» **REQUIRED ACTION**
Pull out every line below that contains the word "machten".

(Collection entries)
****

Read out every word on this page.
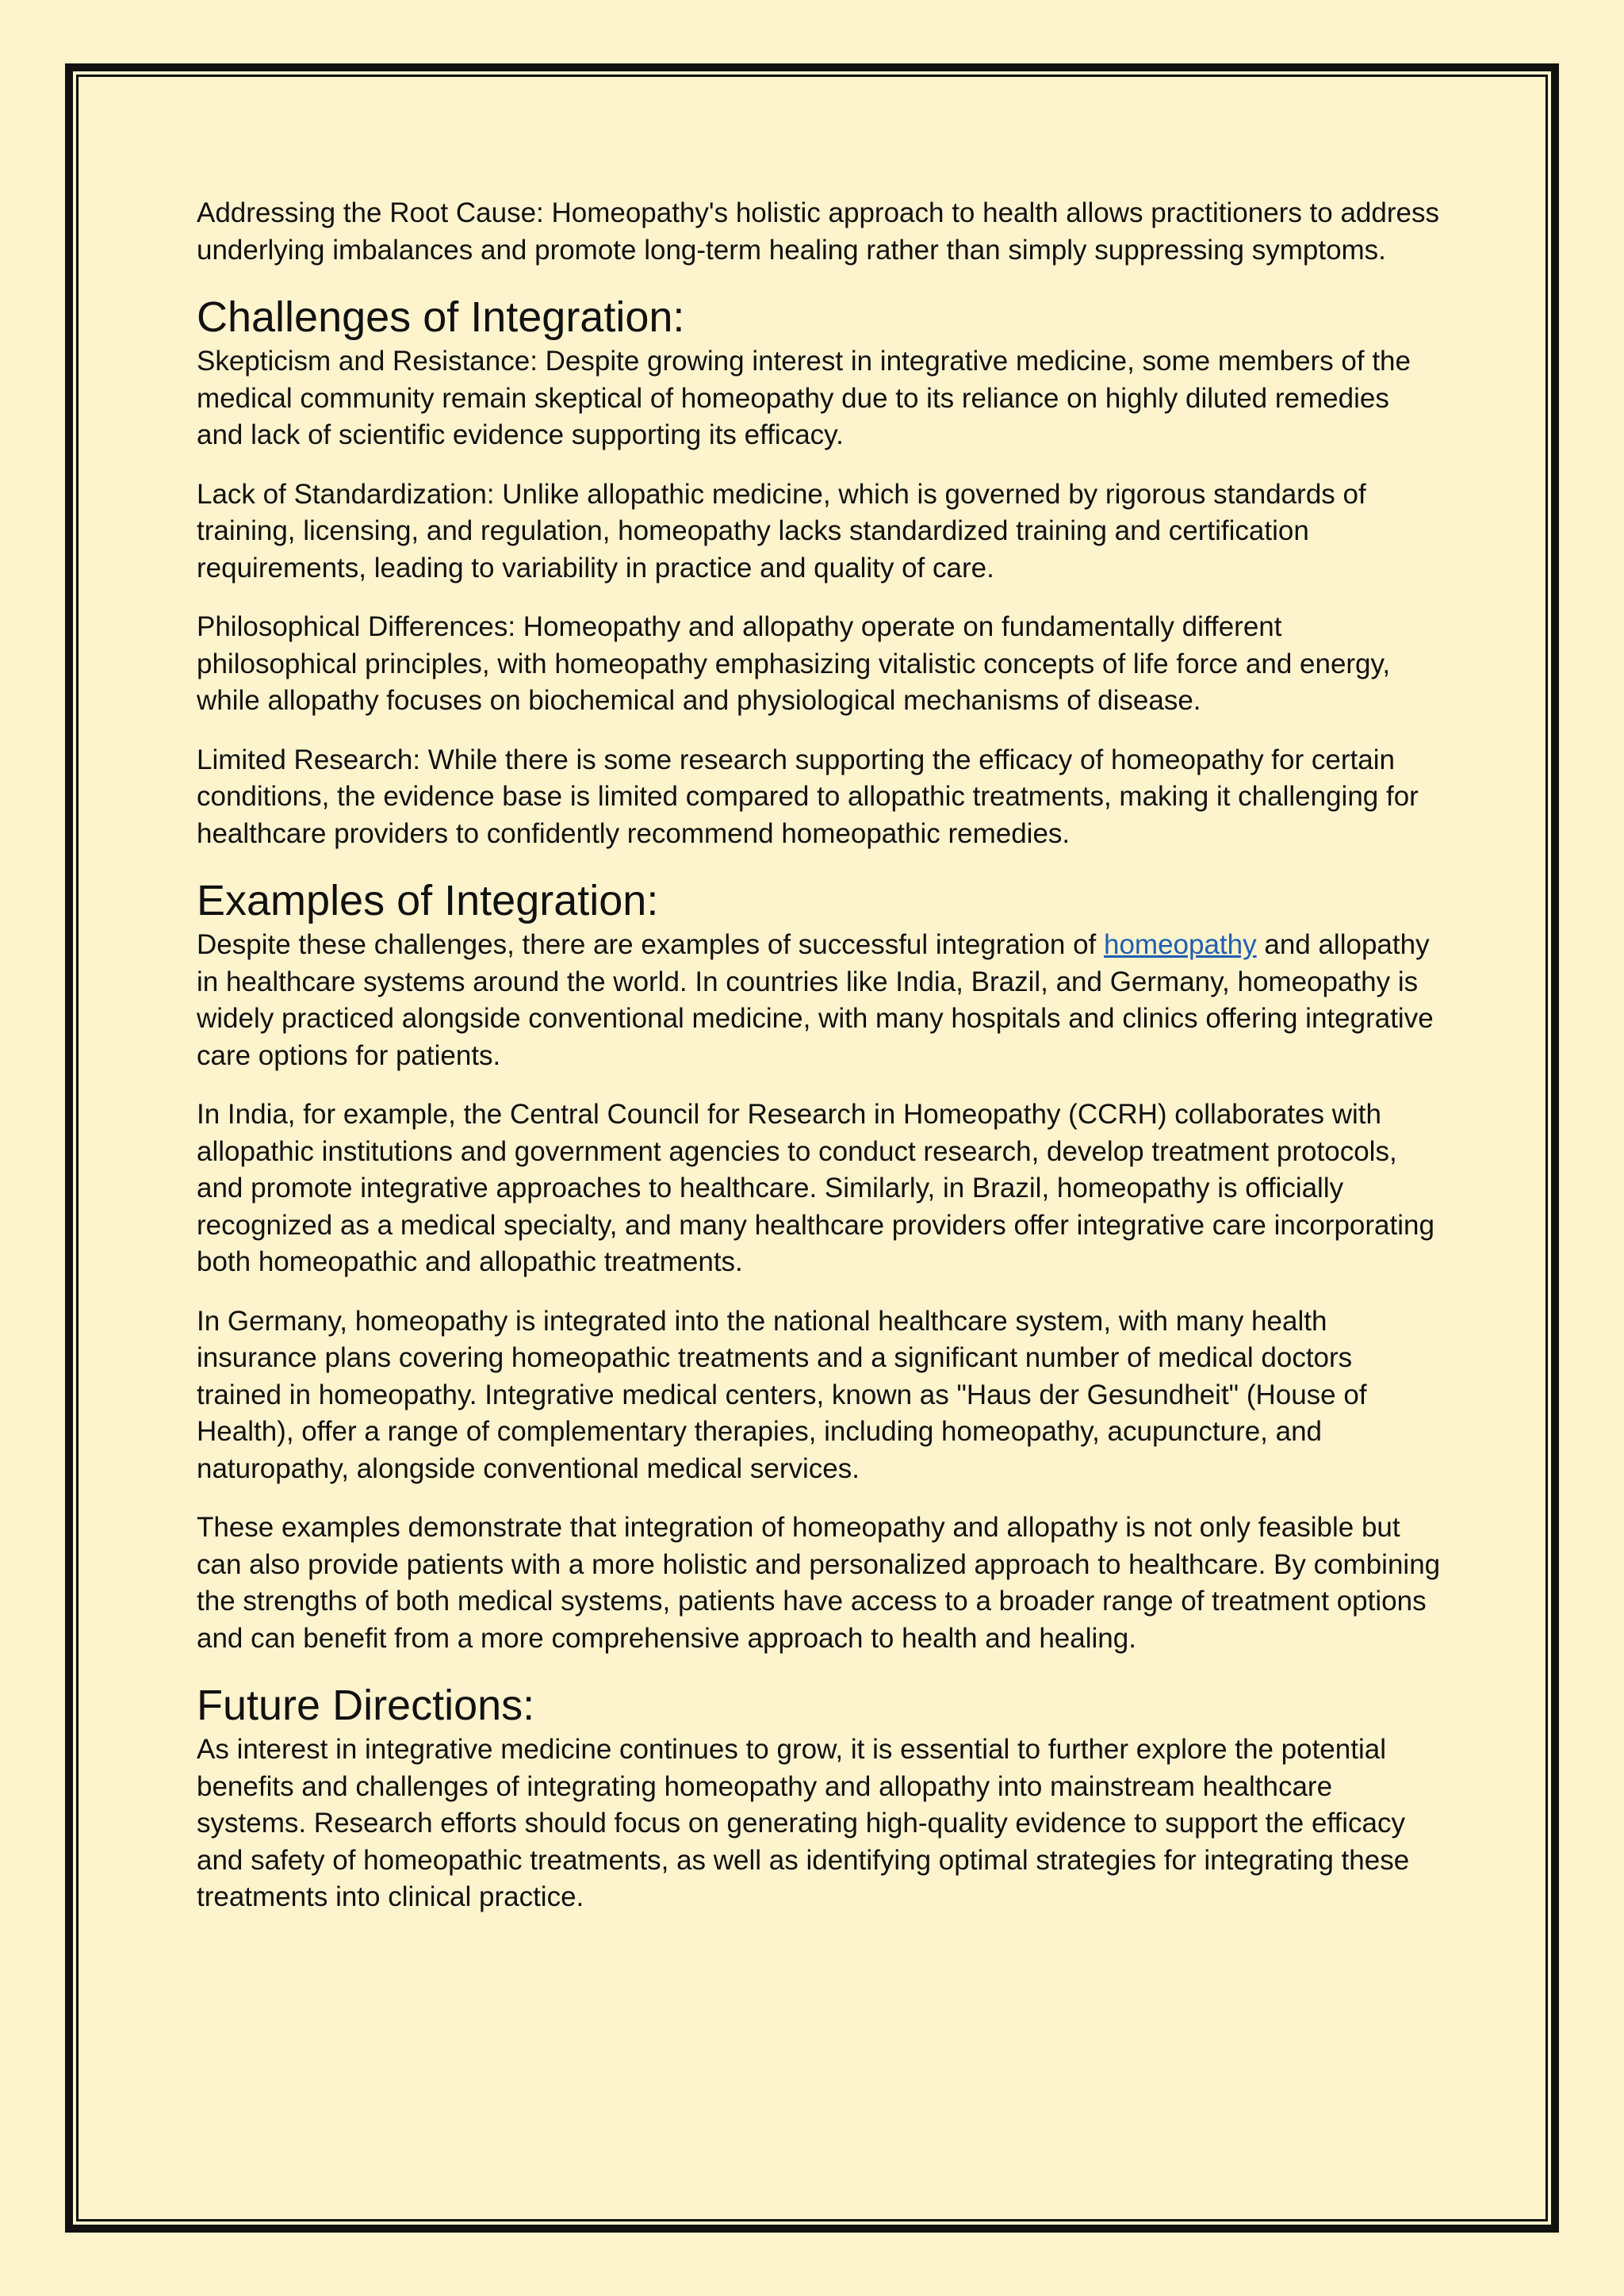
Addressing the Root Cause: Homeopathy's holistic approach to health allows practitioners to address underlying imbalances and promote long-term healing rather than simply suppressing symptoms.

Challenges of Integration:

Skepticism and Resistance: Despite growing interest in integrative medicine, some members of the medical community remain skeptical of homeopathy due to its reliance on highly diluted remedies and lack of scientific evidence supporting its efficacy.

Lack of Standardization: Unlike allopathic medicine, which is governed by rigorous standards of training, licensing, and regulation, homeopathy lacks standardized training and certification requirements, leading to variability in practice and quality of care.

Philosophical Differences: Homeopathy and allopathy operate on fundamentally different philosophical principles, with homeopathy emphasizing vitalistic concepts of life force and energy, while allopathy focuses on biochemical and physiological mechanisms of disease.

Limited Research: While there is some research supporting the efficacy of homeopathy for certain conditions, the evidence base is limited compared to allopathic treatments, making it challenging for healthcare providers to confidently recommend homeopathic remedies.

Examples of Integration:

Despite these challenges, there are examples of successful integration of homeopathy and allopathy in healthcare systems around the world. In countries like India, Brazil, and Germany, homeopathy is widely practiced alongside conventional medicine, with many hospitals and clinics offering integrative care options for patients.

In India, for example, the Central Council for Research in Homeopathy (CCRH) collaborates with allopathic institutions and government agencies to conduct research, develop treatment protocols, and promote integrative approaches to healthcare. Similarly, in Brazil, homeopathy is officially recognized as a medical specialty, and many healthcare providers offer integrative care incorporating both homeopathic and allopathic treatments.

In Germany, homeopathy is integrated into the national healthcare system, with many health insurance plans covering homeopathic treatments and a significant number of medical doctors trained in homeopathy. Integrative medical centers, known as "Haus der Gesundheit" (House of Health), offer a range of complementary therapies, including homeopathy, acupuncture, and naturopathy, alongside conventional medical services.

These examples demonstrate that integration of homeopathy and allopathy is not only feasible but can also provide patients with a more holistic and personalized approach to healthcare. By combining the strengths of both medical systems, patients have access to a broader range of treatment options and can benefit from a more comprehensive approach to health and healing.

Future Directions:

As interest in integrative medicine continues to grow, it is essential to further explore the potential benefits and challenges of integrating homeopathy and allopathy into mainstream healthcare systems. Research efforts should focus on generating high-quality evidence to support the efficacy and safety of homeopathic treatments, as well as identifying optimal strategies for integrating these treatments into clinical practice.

****

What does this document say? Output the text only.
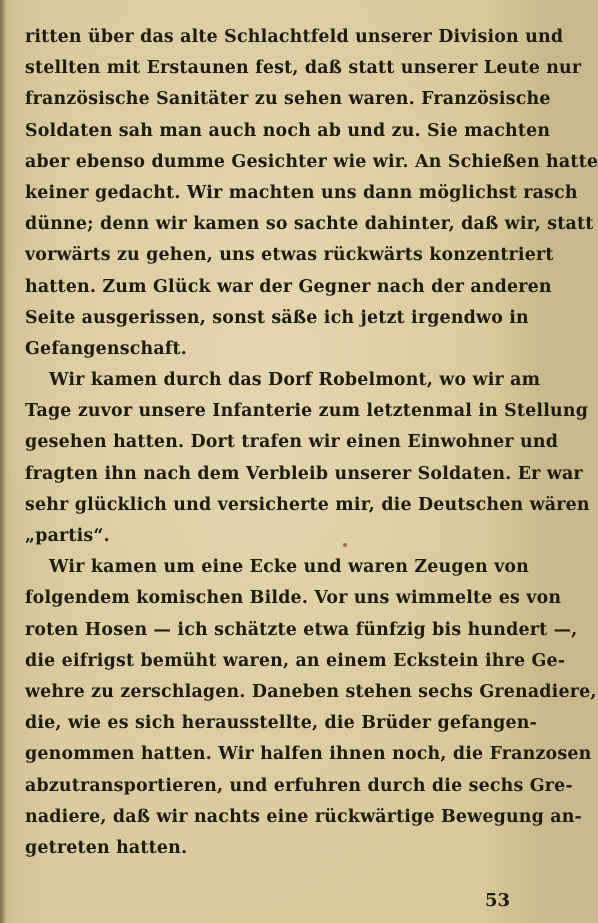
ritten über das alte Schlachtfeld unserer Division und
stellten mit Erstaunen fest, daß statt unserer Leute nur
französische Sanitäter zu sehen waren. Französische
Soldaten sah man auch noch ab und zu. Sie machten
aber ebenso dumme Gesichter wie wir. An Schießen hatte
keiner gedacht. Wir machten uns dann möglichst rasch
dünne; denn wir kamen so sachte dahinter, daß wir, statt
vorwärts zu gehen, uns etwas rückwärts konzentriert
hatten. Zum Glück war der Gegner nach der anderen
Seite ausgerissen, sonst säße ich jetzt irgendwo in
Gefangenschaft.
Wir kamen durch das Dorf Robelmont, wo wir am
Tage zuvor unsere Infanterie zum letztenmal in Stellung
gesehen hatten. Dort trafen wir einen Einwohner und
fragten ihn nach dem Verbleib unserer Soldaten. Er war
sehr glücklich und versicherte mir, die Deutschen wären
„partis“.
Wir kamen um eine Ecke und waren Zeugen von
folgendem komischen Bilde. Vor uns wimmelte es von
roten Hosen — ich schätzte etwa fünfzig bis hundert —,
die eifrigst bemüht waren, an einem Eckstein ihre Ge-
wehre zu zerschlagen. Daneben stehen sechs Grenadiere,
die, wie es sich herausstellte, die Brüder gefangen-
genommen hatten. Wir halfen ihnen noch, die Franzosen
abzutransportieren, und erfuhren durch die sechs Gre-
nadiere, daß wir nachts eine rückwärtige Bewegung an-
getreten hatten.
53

****

» **EXPECTED ANSWER**
Soldaten sah man auch noch ab und zu. Sie machten
keiner gedacht. Wir machten uns dann möglichst rasch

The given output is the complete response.